• Your objective: Reproduce every line of the data below verbatim, leaving out the pictures.

## start

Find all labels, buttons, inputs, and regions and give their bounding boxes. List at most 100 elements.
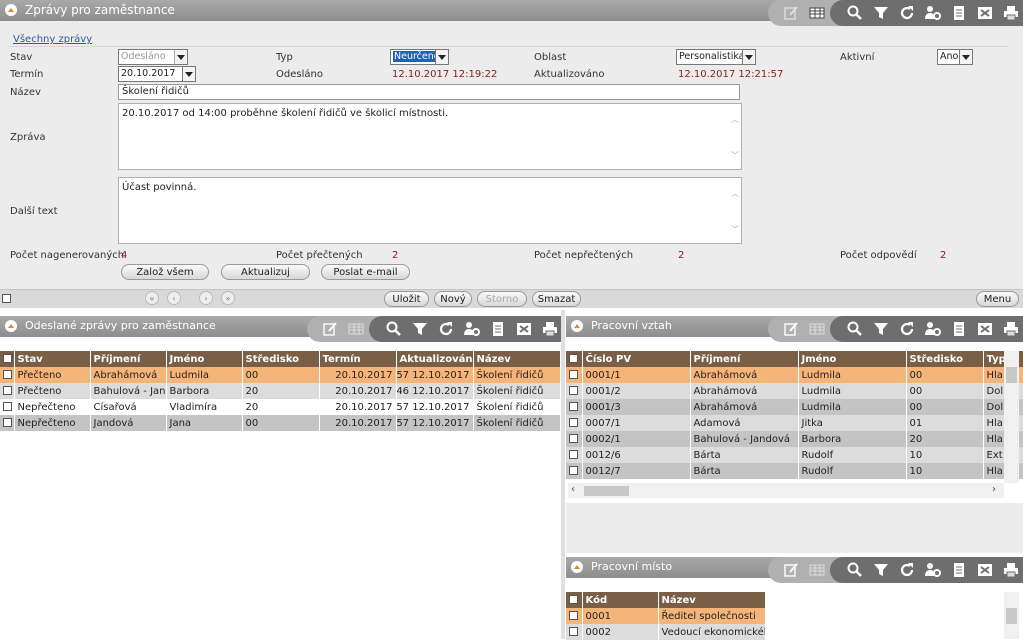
checkbox[interactable]: [569, 402, 578, 411]
pv-horizontal-scrollbar[interactable]: ‹ ›: [568, 483, 1004, 498]
dalsi-text-textarea[interactable]: Účast povinná.: [118, 177, 742, 244]
table-row[interactable]: 0012/6 Bárta Rudolf 10 Ext: [566, 447, 1023, 463]
next-record-icon[interactable]: ›: [199, 291, 213, 305]
print-icon[interactable]: [1002, 561, 1020, 579]
table-row[interactable]: 0001 Ředitel společnosti: [566, 608, 766, 624]
column-header[interactable]: Kód: [582, 592, 659, 608]
refresh-icon[interactable]: [437, 320, 455, 338]
table-row[interactable]: Přečteno Bahulová - Jandová Barbora 20 2…: [0, 383, 561, 399]
zaloz-vsem-button[interactable]: Založ všem: [121, 264, 209, 280]
table-icon[interactable]: [347, 320, 365, 338]
termin-input[interactable]: 20.10.2017: [118, 66, 196, 82]
last-record-icon[interactable]: »: [221, 291, 235, 305]
print-icon[interactable]: [1002, 4, 1020, 22]
settings-users-icon[interactable]: [924, 4, 942, 22]
table-row[interactable]: 0001/1 Abrahámová Ludmila 00 Hla: [566, 367, 1023, 383]
edit-icon[interactable]: [321, 320, 339, 338]
checkbox[interactable]: [569, 627, 578, 636]
header-checkbox-cell[interactable]: [566, 351, 583, 367]
scroll-right-icon[interactable]: ›: [992, 484, 996, 495]
first-record-icon[interactable]: «: [145, 291, 159, 305]
smazat-button[interactable]: Smazat: [532, 291, 581, 307]
scroll-down-icon[interactable]: ﹀: [731, 150, 739, 161]
row-checkbox-cell[interactable]: [566, 367, 583, 383]
ulozit-button[interactable]: Uložit: [384, 291, 429, 307]
document-icon[interactable]: [950, 4, 968, 22]
refresh-icon[interactable]: [898, 561, 916, 579]
checkbox[interactable]: [3, 370, 12, 379]
row-checkbox-cell[interactable]: [566, 624, 583, 640]
excel-icon[interactable]: [976, 561, 994, 579]
row-checkbox-cell[interactable]: [0, 383, 15, 399]
header-checkbox-cell[interactable]: [566, 592, 583, 608]
scroll-up-icon[interactable]: ︿: [731, 188, 739, 199]
document-icon[interactable]: [489, 320, 507, 338]
checkbox[interactable]: [569, 466, 578, 475]
checkbox[interactable]: [569, 354, 578, 363]
menu-button[interactable]: Menu: [976, 291, 1019, 307]
edit-icon[interactable]: [782, 4, 800, 22]
poslat-email-button[interactable]: Poslat e-mail: [321, 264, 410, 280]
checkbox[interactable]: [3, 402, 12, 411]
search-icon[interactable]: [846, 4, 864, 22]
column-header[interactable]: Název: [473, 351, 561, 367]
search-icon[interactable]: [846, 561, 864, 579]
table-icon[interactable]: [808, 561, 826, 579]
scroll-left-icon[interactable]: ‹: [571, 484, 575, 495]
row-checkbox-cell[interactable]: [0, 367, 15, 383]
search-icon[interactable]: [385, 320, 403, 338]
column-header[interactable]: Středisko: [242, 351, 320, 367]
aktivni-select[interactable]: Ano: [937, 49, 973, 65]
row-checkbox-cell[interactable]: [566, 431, 583, 447]
nazev-input[interactable]: Školení řidičů: [118, 84, 740, 100]
novy-button[interactable]: Nový: [434, 291, 472, 307]
refresh-icon[interactable]: [898, 4, 916, 22]
column-header[interactable]: Termín: [319, 351, 397, 367]
aktualizuj-button[interactable]: Aktualizuj: [221, 264, 310, 280]
column-header[interactable]: Příjmení: [690, 351, 799, 367]
pm-vertical-scrollbar[interactable]: [1004, 592, 1019, 639]
row-checkbox-cell[interactable]: [0, 415, 15, 431]
column-header[interactable]: Číslo PV: [582, 351, 691, 367]
settings-users-icon[interactable]: [924, 561, 942, 579]
table-icon[interactable]: [808, 320, 826, 338]
column-header[interactable]: Stav: [14, 351, 91, 367]
scrollbar-thumb[interactable]: [1006, 608, 1017, 624]
scrollbar-thumb[interactable]: [1006, 367, 1017, 383]
settings-users-icon[interactable]: [924, 320, 942, 338]
refresh-icon[interactable]: [898, 320, 916, 338]
collapse-icon[interactable]: [571, 561, 583, 573]
checkbox[interactable]: [569, 595, 578, 604]
column-header[interactable]: Jméno: [166, 351, 243, 367]
oblast-select[interactable]: Personalistika: [676, 49, 756, 65]
checkbox[interactable]: [569, 418, 578, 427]
checkbox[interactable]: [569, 611, 578, 620]
table-icon[interactable]: [808, 4, 826, 22]
table-row[interactable]: 0007/1 Adamová Jitka 01 Hla: [566, 415, 1023, 431]
select-all-checkbox[interactable]: [2, 294, 11, 303]
checkbox[interactable]: [569, 450, 578, 459]
filter-icon[interactable]: [872, 561, 890, 579]
checkbox[interactable]: [569, 370, 578, 379]
filter-icon[interactable]: [411, 320, 429, 338]
excel-icon[interactable]: [515, 320, 533, 338]
column-header[interactable]: Příjmení: [90, 351, 167, 367]
header-checkbox-cell[interactable]: [0, 351, 15, 367]
column-header[interactable]: Aktualizován: [396, 351, 474, 367]
zprava-textarea[interactable]: 20.10.2017 od 14:00 proběhne školení řid…: [118, 103, 742, 170]
checkbox[interactable]: [3, 354, 12, 363]
column-header[interactable]: Název: [658, 592, 766, 608]
table-row[interactable]: Přečteno Abrahámová Ludmila 00 20.10.201…: [0, 367, 561, 383]
typ-select[interactable]: Neurčeno: [390, 49, 449, 65]
scroll-up-icon[interactable]: ︿: [731, 114, 739, 125]
filter-icon[interactable]: [872, 320, 890, 338]
column-header[interactable]: Jméno: [798, 351, 907, 367]
table-row[interactable]: 0001/2 Abrahámová Ludmila 00 Dol: [566, 383, 1023, 399]
excel-icon[interactable]: [976, 4, 994, 22]
checkbox[interactable]: [3, 386, 12, 395]
table-row[interactable]: 0002/1 Bahulová - Jandová Barbora 20 Hla: [566, 431, 1023, 447]
table-row[interactable]: Nepřečteno Jandová Jana 00 20.10.2017 12…: [0, 415, 561, 431]
settings-users-icon[interactable]: [463, 320, 481, 338]
all-messages-link[interactable]: Všechny zprávy: [13, 34, 92, 45]
collapse-icon[interactable]: [5, 4, 17, 16]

## end

• Result for this task:
Find all labels, buttons, inputs, and regions and give their bounding boxes. List at most 100 elements.
checkbox[interactable]: [569, 402, 578, 411]
pv-horizontal-scrollbar[interactable]: ‹ ›: [568, 483, 1004, 498]
dalsi-text-textarea[interactable]: Účast povinná.: [118, 177, 742, 244]
table-row[interactable]: 0012/6 Bárta Rudolf 10 Ext: [566, 447, 1023, 463]
next-record-icon[interactable]: ›: [199, 291, 213, 305]
print-icon[interactable]: [1002, 561, 1020, 579]
table-row[interactable]: 0001 Ředitel společnosti: [566, 608, 766, 624]
column-header[interactable]: Kód: [582, 592, 659, 608]
refresh-icon[interactable]: [437, 320, 455, 338]
table-row[interactable]: Přečteno Bahulová - Jandová Barbora 20 2…: [0, 383, 561, 399]
zaloz-vsem-button[interactable]: Založ všem: [121, 264, 209, 280]
table-icon[interactable]: [347, 320, 365, 338]
termin-input[interactable]: 20.10.2017: [118, 66, 196, 82]
last-record-icon[interactable]: »: [221, 291, 235, 305]
print-icon[interactable]: [1002, 4, 1020, 22]
settings-users-icon[interactable]: [924, 4, 942, 22]
table-row[interactable]: 0001/1 Abrahámová Ludmila 00 Hla: [566, 367, 1023, 383]
edit-icon[interactable]: [321, 320, 339, 338]
checkbox[interactable]: [569, 627, 578, 636]
header-checkbox-cell[interactable]: [566, 351, 583, 367]
scroll-right-icon[interactable]: ›: [992, 484, 996, 495]
first-record-icon[interactable]: «: [145, 291, 159, 305]
smazat-button[interactable]: Smazat: [532, 291, 581, 307]
scroll-down-icon[interactable]: ﹀: [731, 150, 739, 161]
row-checkbox-cell[interactable]: [566, 367, 583, 383]
ulozit-button[interactable]: Uložit: [384, 291, 429, 307]
document-icon[interactable]: [950, 4, 968, 22]
refresh-icon[interactable]: [898, 561, 916, 579]
checkbox[interactable]: [3, 370, 12, 379]
row-checkbox-cell[interactable]: [566, 624, 583, 640]
excel-icon[interactable]: [976, 561, 994, 579]
row-checkbox-cell[interactable]: [0, 383, 15, 399]
header-checkbox-cell[interactable]: [566, 592, 583, 608]
scroll-up-icon[interactable]: ︿: [731, 188, 739, 199]
document-icon[interactable]: [489, 320, 507, 338]
checkbox[interactable]: [569, 466, 578, 475]
checkbox[interactable]: [569, 354, 578, 363]
menu-button[interactable]: Menu: [976, 291, 1019, 307]
edit-icon[interactable]: [782, 4, 800, 22]
poslat-email-button[interactable]: Poslat e-mail: [321, 264, 410, 280]
checkbox[interactable]: [3, 402, 12, 411]
search-icon[interactable]: [846, 4, 864, 22]
column-header[interactable]: Název: [473, 351, 561, 367]
search-icon[interactable]: [846, 561, 864, 579]
table-icon[interactable]: [808, 561, 826, 579]
scroll-left-icon[interactable]: ‹: [571, 484, 575, 495]
row-checkbox-cell[interactable]: [0, 367, 15, 383]
search-icon[interactable]: [385, 320, 403, 338]
column-header[interactable]: Středisko: [242, 351, 320, 367]
aktivni-select[interactable]: Ano: [937, 49, 973, 65]
row-checkbox-cell[interactable]: [566, 431, 583, 447]
nazev-input[interactable]: Školení řidičů: [118, 84, 740, 100]
novy-button[interactable]: Nový: [434, 291, 472, 307]
refresh-icon[interactable]: [898, 4, 916, 22]
column-header[interactable]: Termín: [319, 351, 397, 367]
aktualizuj-button[interactable]: Aktualizuj: [221, 264, 310, 280]
column-header[interactable]: Příjmení: [690, 351, 799, 367]
pm-vertical-scrollbar[interactable]: [1004, 592, 1019, 639]
row-checkbox-cell[interactable]: [0, 415, 15, 431]
column-header[interactable]: Číslo PV: [582, 351, 691, 367]
settings-users-icon[interactable]: [924, 561, 942, 579]
table-icon[interactable]: [808, 320, 826, 338]
column-header[interactable]: Stav: [14, 351, 91, 367]
scrollbar-thumb[interactable]: [1006, 608, 1017, 624]
scrollbar-thumb[interactable]: [1006, 367, 1017, 383]
settings-users-icon[interactable]: [924, 320, 942, 338]
refresh-icon[interactable]: [898, 320, 916, 338]
collapse-icon[interactable]: [571, 561, 583, 573]
checkbox[interactable]: [569, 595, 578, 604]
column-header[interactable]: Jméno: [166, 351, 243, 367]
oblast-select[interactable]: Personalistika: [676, 49, 756, 65]
checkbox[interactable]: [569, 418, 578, 427]
checkbox[interactable]: [569, 611, 578, 620]
table-icon[interactable]: [808, 4, 826, 22]
table-row[interactable]: 0007/1 Adamová Jitka 01 Hla: [566, 415, 1023, 431]
select-all-checkbox[interactable]: [2, 294, 11, 303]
checkbox[interactable]: [569, 450, 578, 459]
filter-icon[interactable]: [872, 561, 890, 579]
checkbox[interactable]: [569, 370, 578, 379]
filter-icon[interactable]: [411, 320, 429, 338]
excel-icon[interactable]: [515, 320, 533, 338]
column-header[interactable]: Příjmení: [90, 351, 167, 367]
header-checkbox-cell[interactable]: [0, 351, 15, 367]
column-header[interactable]: Aktualizován: [396, 351, 474, 367]
zprava-textarea[interactable]: 20.10.2017 od 14:00 proběhne školení řid…: [118, 103, 742, 170]
checkbox[interactable]: [3, 354, 12, 363]
column-header[interactable]: Název: [658, 592, 766, 608]
table-row[interactable]: Přečteno Abrahámová Ludmila 00 20.10.201…: [0, 367, 561, 383]
typ-select[interactable]: Neurčeno: [390, 49, 449, 65]
scroll-up-icon[interactable]: ︿: [731, 114, 739, 125]
filter-icon[interactable]: [872, 320, 890, 338]
column-header[interactable]: Jméno: [798, 351, 907, 367]
table-row[interactable]: 0001/2 Abrahámová Ludmila 00 Dol: [566, 383, 1023, 399]
excel-icon[interactable]: [976, 4, 994, 22]
checkbox[interactable]: [3, 386, 12, 395]
table-row[interactable]: 0002/1 Bahulová - Jandová Barbora 20 Hla: [566, 431, 1023, 447]
table-row[interactable]: Nepřečteno Jandová Jana 00 20.10.2017 12…: [0, 415, 561, 431]
settings-users-icon[interactable]: [463, 320, 481, 338]
all-messages-link[interactable]: Všechny zprávy: [13, 34, 92, 45]
collapse-icon[interactable]: [5, 4, 17, 16]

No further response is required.